→ Requirements
Omit all images. Transcribe the rest of the material below exactly.

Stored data

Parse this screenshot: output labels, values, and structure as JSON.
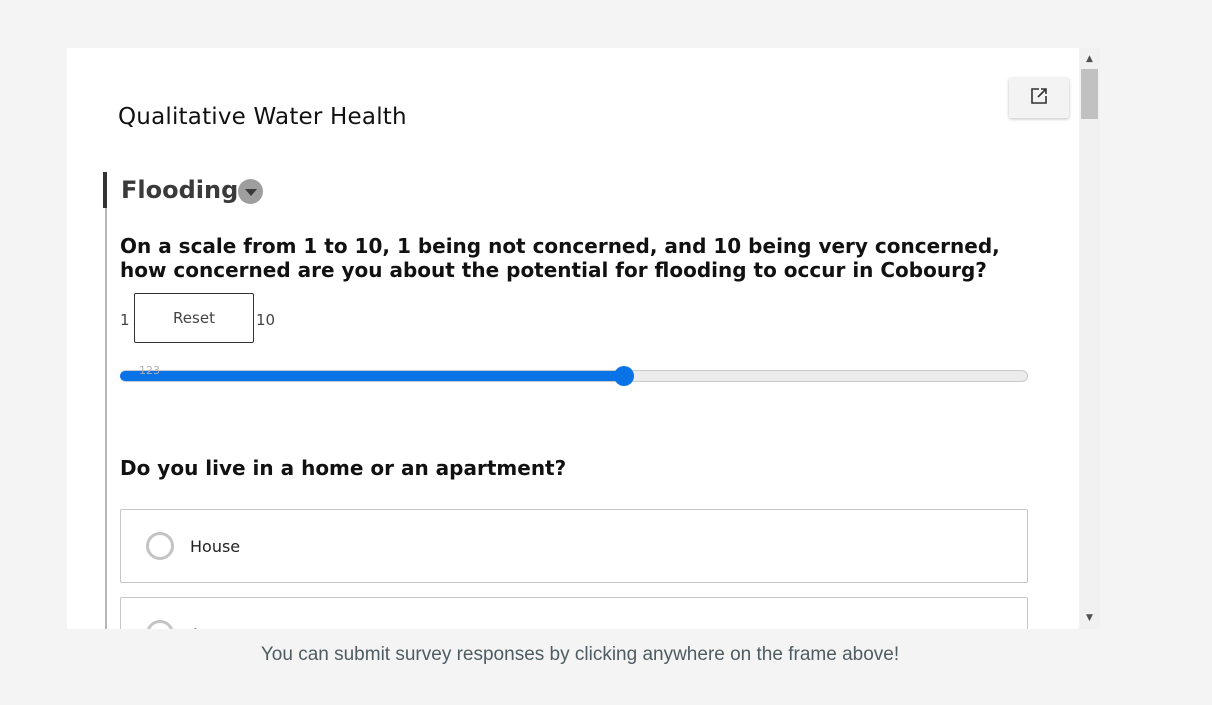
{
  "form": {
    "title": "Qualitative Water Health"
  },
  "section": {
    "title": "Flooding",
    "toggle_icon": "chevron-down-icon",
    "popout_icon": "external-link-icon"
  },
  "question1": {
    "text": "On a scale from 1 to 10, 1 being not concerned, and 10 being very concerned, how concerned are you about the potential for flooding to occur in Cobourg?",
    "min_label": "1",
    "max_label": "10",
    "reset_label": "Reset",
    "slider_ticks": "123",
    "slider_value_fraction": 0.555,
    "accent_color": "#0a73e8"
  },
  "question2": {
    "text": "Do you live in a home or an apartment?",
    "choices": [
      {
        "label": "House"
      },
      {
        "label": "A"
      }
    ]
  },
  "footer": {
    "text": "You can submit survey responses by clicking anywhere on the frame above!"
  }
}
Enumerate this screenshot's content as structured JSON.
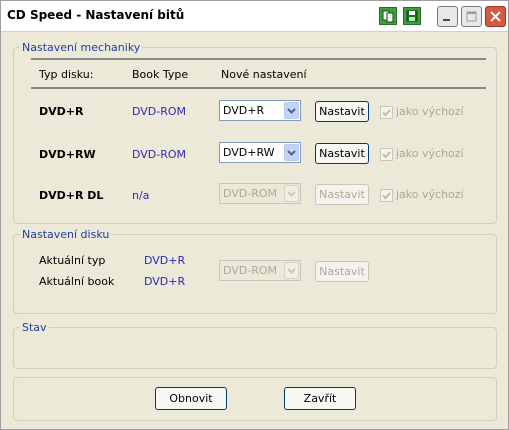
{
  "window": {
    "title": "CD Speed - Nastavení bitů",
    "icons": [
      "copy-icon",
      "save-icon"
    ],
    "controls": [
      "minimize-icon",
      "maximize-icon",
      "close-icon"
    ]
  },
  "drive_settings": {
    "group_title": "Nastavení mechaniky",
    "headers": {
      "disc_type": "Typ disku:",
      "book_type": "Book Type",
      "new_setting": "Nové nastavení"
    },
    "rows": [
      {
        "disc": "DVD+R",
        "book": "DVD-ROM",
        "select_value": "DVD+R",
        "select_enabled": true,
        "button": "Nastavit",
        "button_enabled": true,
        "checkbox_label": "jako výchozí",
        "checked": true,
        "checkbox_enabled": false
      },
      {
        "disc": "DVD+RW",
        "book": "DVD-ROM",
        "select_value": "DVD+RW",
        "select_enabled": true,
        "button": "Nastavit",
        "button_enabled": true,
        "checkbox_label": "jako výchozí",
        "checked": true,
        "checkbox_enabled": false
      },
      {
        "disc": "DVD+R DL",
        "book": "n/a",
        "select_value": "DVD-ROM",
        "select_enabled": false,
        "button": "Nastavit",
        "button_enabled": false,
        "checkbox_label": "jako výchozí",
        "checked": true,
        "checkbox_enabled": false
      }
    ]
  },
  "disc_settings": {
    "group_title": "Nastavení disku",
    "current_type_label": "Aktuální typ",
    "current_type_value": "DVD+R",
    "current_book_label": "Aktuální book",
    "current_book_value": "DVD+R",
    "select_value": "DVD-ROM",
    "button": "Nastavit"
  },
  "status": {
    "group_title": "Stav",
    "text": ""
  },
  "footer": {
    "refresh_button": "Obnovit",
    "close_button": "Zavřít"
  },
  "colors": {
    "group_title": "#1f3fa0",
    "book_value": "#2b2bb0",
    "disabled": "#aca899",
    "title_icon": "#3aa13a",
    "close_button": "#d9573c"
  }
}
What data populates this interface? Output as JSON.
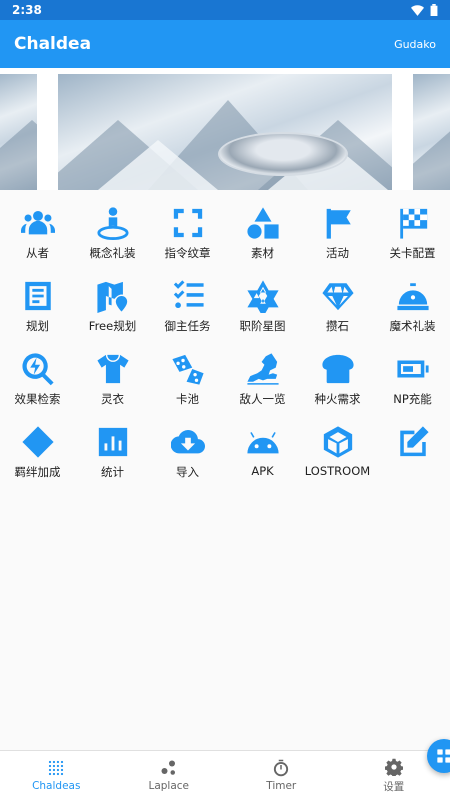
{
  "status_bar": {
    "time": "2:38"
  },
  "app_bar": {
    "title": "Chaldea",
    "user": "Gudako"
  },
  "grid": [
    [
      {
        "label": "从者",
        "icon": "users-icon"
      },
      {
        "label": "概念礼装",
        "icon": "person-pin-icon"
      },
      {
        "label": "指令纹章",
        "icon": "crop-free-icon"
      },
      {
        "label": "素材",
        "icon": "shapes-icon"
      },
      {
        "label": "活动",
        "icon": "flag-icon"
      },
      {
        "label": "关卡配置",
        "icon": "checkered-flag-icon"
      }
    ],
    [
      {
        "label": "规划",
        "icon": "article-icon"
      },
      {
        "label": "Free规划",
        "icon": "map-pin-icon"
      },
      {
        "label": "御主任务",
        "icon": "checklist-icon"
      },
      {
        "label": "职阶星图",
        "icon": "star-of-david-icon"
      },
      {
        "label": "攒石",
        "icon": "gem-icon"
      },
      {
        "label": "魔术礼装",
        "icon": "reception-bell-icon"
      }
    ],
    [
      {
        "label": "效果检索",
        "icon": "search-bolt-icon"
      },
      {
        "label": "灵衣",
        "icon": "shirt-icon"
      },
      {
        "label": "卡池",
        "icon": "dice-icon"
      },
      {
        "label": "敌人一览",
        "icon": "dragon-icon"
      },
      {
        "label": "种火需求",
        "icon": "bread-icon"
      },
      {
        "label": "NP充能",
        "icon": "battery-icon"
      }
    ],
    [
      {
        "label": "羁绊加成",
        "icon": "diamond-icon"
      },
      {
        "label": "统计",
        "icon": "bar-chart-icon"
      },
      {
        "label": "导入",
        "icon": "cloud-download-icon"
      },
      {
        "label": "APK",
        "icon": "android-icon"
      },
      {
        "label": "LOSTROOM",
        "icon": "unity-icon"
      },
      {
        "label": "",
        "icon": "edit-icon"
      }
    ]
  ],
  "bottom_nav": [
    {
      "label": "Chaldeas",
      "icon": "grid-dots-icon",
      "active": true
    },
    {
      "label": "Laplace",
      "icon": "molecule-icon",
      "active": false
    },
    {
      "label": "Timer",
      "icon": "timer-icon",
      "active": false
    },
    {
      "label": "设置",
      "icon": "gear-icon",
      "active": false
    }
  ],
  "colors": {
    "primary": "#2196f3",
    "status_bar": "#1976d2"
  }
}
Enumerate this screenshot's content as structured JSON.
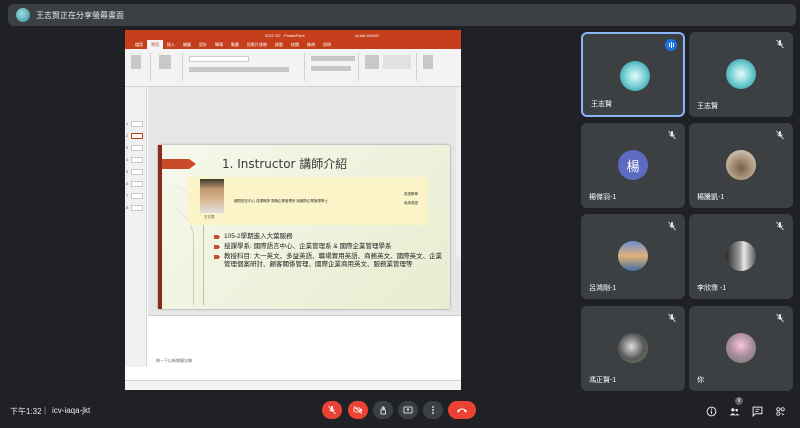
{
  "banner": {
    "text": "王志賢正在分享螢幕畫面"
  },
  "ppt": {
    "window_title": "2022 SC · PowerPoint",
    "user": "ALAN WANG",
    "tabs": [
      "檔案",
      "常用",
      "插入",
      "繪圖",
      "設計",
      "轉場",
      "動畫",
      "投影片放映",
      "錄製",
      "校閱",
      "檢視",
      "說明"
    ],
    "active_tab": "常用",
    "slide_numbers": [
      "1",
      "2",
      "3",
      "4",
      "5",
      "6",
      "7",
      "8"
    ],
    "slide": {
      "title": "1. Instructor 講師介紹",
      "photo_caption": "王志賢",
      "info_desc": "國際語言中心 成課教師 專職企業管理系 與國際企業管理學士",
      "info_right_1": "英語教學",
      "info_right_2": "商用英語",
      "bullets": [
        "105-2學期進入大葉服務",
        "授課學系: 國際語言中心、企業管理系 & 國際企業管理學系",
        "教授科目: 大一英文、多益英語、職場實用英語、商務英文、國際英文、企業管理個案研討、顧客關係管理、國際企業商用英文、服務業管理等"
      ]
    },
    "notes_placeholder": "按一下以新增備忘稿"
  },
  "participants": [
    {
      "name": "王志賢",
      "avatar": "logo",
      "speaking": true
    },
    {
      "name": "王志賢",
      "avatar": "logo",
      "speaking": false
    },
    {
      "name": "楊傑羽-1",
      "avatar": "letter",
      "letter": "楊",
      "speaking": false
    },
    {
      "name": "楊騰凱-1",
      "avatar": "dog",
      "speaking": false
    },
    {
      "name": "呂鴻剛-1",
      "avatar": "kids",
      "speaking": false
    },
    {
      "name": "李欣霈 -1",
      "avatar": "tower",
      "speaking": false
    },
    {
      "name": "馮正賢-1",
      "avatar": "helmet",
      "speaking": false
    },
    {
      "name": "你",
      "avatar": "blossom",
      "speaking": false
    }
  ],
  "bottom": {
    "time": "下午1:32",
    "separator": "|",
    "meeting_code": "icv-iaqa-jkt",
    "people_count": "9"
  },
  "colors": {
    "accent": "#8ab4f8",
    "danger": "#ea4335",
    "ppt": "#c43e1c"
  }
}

→ Final result
Parse this screenshot: output labels, values, and structure as JSON.
{
  "form": {
    "title": "Qualitative Water Health"
  },
  "section": {
    "title": "Flooding",
    "toggle_icon": "chevron-down-icon",
    "popout_icon": "external-link-icon"
  },
  "question1": {
    "text": "On a scale from 1 to 10, 1 being not concerned, and 10 being very concerned, how concerned are you about the potential for flooding to occur in Cobourg?",
    "min_label": "1",
    "max_label": "10",
    "reset_label": "Reset",
    "slider_ticks": "123",
    "slider_value_fraction": 0.555,
    "accent_color": "#0a73e8"
  },
  "question2": {
    "text": "Do you live in a home or an apartment?",
    "choices": [
      {
        "label": "House"
      },
      {
        "label": "A"
      }
    ]
  },
  "footer": {
    "text": "You can submit survey responses by clicking anywhere on the frame above!"
  }
}
Enumerate this screenshot's content as structured JSON.
{
  "window": {
    "title": "CD Speed - Nastavení bitů",
    "icons": [
      "copy-icon",
      "save-icon"
    ],
    "controls": [
      "minimize-icon",
      "maximize-icon",
      "close-icon"
    ]
  },
  "drive_settings": {
    "group_title": "Nastavení mechaniky",
    "headers": {
      "disc_type": "Typ disku:",
      "book_type": "Book Type",
      "new_setting": "Nové nastavení"
    },
    "rows": [
      {
        "disc": "DVD+R",
        "book": "DVD-ROM",
        "select_value": "DVD+R",
        "select_enabled": true,
        "button": "Nastavit",
        "button_enabled": true,
        "checkbox_label": "jako výchozí",
        "checked": true,
        "checkbox_enabled": false
      },
      {
        "disc": "DVD+RW",
        "book": "DVD-ROM",
        "select_value": "DVD+RW",
        "select_enabled": true,
        "button": "Nastavit",
        "button_enabled": true,
        "checkbox_label": "jako výchozí",
        "checked": true,
        "checkbox_enabled": false
      },
      {
        "disc": "DVD+R DL",
        "book": "n/a",
        "select_value": "DVD-ROM",
        "select_enabled": false,
        "button": "Nastavit",
        "button_enabled": false,
        "checkbox_label": "jako výchozí",
        "checked": true,
        "checkbox_enabled": false
      }
    ]
  },
  "disc_settings": {
    "group_title": "Nastavení disku",
    "current_type_label": "Aktuální typ",
    "current_type_value": "DVD+R",
    "current_book_label": "Aktuální book",
    "current_book_value": "DVD+R",
    "select_value": "DVD-ROM",
    "button": "Nastavit"
  },
  "status": {
    "group_title": "Stav",
    "text": ""
  },
  "footer": {
    "refresh_button": "Obnovit",
    "close_button": "Zavřít"
  },
  "colors": {
    "group_title": "#1f3fa0",
    "book_value": "#2b2bb0",
    "disabled": "#aca899",
    "title_icon": "#3aa13a",
    "close_button": "#d9573c"
  }
}
What data populates this interface? Output as JSON.
{
  "status_bar": {
    "time": "2:38"
  },
  "app_bar": {
    "title": "Chaldea",
    "user": "Gudako"
  },
  "grid": [
    [
      {
        "label": "从者",
        "icon": "users-icon"
      },
      {
        "label": "概念礼装",
        "icon": "person-pin-icon"
      },
      {
        "label": "指令纹章",
        "icon": "crop-free-icon"
      },
      {
        "label": "素材",
        "icon": "shapes-icon"
      },
      {
        "label": "活动",
        "icon": "flag-icon"
      },
      {
        "label": "关卡配置",
        "icon": "checkered-flag-icon"
      }
    ],
    [
      {
        "label": "规划",
        "icon": "article-icon"
      },
      {
        "label": "Free规划",
        "icon": "map-pin-icon"
      },
      {
        "label": "御主任务",
        "icon": "checklist-icon"
      },
      {
        "label": "职阶星图",
        "icon": "star-of-david-icon"
      },
      {
        "label": "攒石",
        "icon": "gem-icon"
      },
      {
        "label": "魔术礼装",
        "icon": "reception-bell-icon"
      }
    ],
    [
      {
        "label": "效果检索",
        "icon": "search-bolt-icon"
      },
      {
        "label": "灵衣",
        "icon": "shirt-icon"
      },
      {
        "label": "卡池",
        "icon": "dice-icon"
      },
      {
        "label": "敌人一览",
        "icon": "dragon-icon"
      },
      {
        "label": "种火需求",
        "icon": "bread-icon"
      },
      {
        "label": "NP充能",
        "icon": "battery-icon"
      }
    ],
    [
      {
        "label": "羁绊加成",
        "icon": "diamond-icon"
      },
      {
        "label": "统计",
        "icon": "bar-chart-icon"
      },
      {
        "label": "导入",
        "icon": "cloud-download-icon"
      },
      {
        "label": "APK",
        "icon": "android-icon"
      },
      {
        "label": "LOSTROOM",
        "icon": "unity-icon"
      },
      {
        "label": "",
        "icon": "edit-icon"
      }
    ]
  ],
  "bottom_nav": [
    {
      "label": "Chaldeas",
      "icon": "grid-dots-icon",
      "active": true
    },
    {
      "label": "Laplace",
      "icon": "molecule-icon",
      "active": false
    },
    {
      "label": "Timer",
      "icon": "timer-icon",
      "active": false
    },
    {
      "label": "设置",
      "icon": "gear-icon",
      "active": false
    }
  ],
  "colors": {
    "primary": "#2196f3",
    "status_bar": "#1976d2"
  }
}
Enumerate this screenshot's content as structured JSON.
{
  "banner": {
    "text": "王志賢正在分享螢幕畫面"
  },
  "ppt": {
    "window_title": "2022 SC · PowerPoint",
    "user": "ALAN WANG",
    "tabs": [
      "檔案",
      "常用",
      "插入",
      "繪圖",
      "設計",
      "轉場",
      "動畫",
      "投影片放映",
      "錄製",
      "校閱",
      "檢視",
      "說明"
    ],
    "active_tab": "常用",
    "slide_numbers": [
      "1",
      "2",
      "3",
      "4",
      "5",
      "6",
      "7",
      "8"
    ],
    "slide": {
      "title": "1. Instructor 講師介紹",
      "photo_caption": "王志賢",
      "info_desc": "國際語言中心 成課教師 專職企業管理系 與國際企業管理學士",
      "info_right_1": "英語教學",
      "info_right_2": "商用英語",
      "bullets": [
        "105-2學期進入大葉服務",
        "授課學系: 國際語言中心、企業管理系 & 國際企業管理學系",
        "教授科目: 大一英文、多益英語、職場實用英語、商務英文、國際英文、企業管理個案研討、顧客關係管理、國際企業商用英文、服務業管理等"
      ]
    },
    "notes_placeholder": "按一下以新增備忘稿"
  },
  "participants": [
    {
      "name": "王志賢",
      "avatar": "logo",
      "speaking": true
    },
    {
      "name": "王志賢",
      "avatar": "logo",
      "speaking": false
    },
    {
      "name": "楊傑羽-1",
      "avatar": "letter",
      "letter": "楊",
      "speaking": false
    },
    {
      "name": "楊騰凱-1",
      "avatar": "dog",
      "speaking": false
    },
    {
      "name": "呂鴻剛-1",
      "avatar": "kids",
      "speaking": false
    },
    {
      "name": "李欣霈 -1",
      "avatar": "tower",
      "speaking": false
    },
    {
      "name": "馮正賢-1",
      "avatar": "helmet",
      "speaking": false
    },
    {
      "name": "你",
      "avatar": "blossom",
      "speaking": false
    }
  ],
  "bottom": {
    "time": "下午1:32",
    "separator": "|",
    "meeting_code": "icv-iaqa-jkt",
    "people_count": "9"
  },
  "colors": {
    "accent": "#8ab4f8",
    "danger": "#ea4335",
    "ppt": "#c43e1c"
  }
}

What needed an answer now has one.